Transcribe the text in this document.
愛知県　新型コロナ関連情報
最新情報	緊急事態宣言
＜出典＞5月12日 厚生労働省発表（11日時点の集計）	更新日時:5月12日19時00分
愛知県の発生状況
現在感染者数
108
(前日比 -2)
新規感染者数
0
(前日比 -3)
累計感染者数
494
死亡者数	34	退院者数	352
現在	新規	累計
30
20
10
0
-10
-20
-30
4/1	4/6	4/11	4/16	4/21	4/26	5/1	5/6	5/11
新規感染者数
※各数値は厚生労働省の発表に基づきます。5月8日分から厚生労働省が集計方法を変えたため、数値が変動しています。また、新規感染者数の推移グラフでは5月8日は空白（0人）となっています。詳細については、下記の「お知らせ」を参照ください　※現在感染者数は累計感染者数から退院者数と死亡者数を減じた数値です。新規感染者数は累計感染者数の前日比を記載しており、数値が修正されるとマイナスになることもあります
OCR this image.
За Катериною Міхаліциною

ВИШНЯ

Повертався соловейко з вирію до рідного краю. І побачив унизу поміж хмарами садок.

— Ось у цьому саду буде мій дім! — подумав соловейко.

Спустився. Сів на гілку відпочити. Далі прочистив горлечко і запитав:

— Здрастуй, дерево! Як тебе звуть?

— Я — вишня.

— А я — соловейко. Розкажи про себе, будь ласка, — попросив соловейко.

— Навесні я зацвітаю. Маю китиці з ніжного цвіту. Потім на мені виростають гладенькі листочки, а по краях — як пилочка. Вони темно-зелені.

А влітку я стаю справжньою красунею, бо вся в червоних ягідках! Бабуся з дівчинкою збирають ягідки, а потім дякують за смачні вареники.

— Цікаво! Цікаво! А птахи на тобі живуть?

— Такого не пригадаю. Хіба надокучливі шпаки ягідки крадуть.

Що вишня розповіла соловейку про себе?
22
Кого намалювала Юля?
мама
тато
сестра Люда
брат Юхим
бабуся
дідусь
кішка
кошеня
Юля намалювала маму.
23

________________________

- TASK BRIEF
Only the lines from the one that contains "OCR this image." to the end of the entries above should be given again, exactly and in full.

- SOLVED EXERCISE
OCR this image.
За Катериною Міхаліциною

ВИШНЯ

Повертався соловейко з вирію до рідного краю. І побачив унизу поміж хмарами садок.

— Ось у цьому саду буде мій дім! — подумав соловейко.

Спустився. Сів на гілку відпочити. Далі прочистив горлечко і запитав:

— Здрастуй, дерево! Як тебе звуть?

— Я — вишня.

— А я — соловейко. Розкажи про себе, будь ласка, — попросив соловейко.

— Навесні я зацвітаю. Маю китиці з ніжного цвіту. Потім на мені виростають гладенькі листочки, а по краях — як пилочка. Вони темно-зелені.

А влітку я стаю справжньою красунею, бо вся в червоних ягідках! Бабуся з дівчинкою збирають ягідки, а потім дякують за смачні вареники.

— Цікаво! Цікаво! А птахи на тобі живуть?

— Такого не пригадаю. Хіба надокучливі шпаки ягідки крадуть.

Що вишня розповіла соловейку про себе?
22
Кого намалювала Юля?
мама
тато
сестра Люда
брат Юхим
бабуся
дідусь
кішка
кошеня
Юля намалювала маму.
23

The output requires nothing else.